Items from a data source:
::::
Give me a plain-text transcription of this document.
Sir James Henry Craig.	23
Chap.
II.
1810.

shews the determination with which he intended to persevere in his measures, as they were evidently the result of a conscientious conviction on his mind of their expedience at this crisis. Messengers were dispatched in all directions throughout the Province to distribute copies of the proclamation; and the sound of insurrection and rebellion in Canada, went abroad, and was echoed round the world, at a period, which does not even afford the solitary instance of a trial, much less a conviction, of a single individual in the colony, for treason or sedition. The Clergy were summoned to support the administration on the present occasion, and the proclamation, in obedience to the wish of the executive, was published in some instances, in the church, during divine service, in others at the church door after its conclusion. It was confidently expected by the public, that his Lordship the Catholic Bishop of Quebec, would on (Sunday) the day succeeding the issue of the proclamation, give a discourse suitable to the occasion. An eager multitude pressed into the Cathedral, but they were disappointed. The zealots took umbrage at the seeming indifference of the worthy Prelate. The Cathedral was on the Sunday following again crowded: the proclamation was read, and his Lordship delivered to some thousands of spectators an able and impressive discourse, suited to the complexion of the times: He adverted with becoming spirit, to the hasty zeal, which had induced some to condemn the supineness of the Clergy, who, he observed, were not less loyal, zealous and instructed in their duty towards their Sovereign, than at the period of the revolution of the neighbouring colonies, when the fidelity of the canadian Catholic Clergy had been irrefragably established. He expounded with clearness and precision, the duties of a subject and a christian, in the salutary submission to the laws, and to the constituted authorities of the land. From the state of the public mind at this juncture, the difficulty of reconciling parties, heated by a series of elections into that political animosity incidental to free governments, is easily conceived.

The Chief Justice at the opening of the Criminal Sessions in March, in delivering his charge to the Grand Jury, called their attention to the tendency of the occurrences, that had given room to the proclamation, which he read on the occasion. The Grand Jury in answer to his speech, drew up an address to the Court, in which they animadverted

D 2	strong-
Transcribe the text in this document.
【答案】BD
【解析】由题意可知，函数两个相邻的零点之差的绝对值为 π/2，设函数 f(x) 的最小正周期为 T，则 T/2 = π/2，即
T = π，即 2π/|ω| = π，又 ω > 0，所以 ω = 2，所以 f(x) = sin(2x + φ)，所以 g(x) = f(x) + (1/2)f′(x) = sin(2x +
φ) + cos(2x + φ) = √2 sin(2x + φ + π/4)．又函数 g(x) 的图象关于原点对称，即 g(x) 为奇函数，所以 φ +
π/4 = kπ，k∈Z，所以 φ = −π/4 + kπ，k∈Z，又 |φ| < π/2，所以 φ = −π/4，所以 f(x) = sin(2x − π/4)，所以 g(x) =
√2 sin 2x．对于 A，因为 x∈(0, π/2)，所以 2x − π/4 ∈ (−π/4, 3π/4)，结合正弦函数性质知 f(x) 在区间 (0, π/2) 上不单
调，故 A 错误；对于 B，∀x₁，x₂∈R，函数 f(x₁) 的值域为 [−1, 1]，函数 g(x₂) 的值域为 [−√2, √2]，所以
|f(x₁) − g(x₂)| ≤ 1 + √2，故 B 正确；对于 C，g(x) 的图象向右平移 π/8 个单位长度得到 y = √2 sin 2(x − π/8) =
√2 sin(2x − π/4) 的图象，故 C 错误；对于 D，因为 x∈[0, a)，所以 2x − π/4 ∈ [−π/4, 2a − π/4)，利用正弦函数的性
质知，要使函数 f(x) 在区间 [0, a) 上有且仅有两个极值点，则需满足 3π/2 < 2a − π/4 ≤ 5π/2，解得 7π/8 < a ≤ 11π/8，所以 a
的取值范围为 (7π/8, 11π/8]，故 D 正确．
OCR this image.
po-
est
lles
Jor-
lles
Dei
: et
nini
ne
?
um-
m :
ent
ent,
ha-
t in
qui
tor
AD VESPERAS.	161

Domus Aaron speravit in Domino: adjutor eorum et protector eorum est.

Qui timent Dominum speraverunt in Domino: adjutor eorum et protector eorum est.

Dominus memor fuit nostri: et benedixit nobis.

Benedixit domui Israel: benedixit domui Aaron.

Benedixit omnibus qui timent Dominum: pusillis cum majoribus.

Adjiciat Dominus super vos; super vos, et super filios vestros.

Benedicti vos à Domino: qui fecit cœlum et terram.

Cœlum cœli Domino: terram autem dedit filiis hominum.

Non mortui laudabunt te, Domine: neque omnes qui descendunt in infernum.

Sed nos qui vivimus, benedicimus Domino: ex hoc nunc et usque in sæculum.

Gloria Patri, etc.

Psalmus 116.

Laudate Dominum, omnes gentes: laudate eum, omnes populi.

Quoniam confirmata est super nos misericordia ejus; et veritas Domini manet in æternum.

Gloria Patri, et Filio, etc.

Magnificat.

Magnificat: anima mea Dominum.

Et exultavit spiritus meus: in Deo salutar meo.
::::
* The task
Filter lines by "Dominum" and return each hit.

* Output for this exercise
Qui timent Dominum speraverunt in Domino: adjutor eorum et protector eorum est.
Benedixit omnibus qui timent Dominum: pusillis cum majoribus.
Laudate Dominum, omnes gentes: laudate eum, omnes populi.
Magnificat: anima mea Dominum.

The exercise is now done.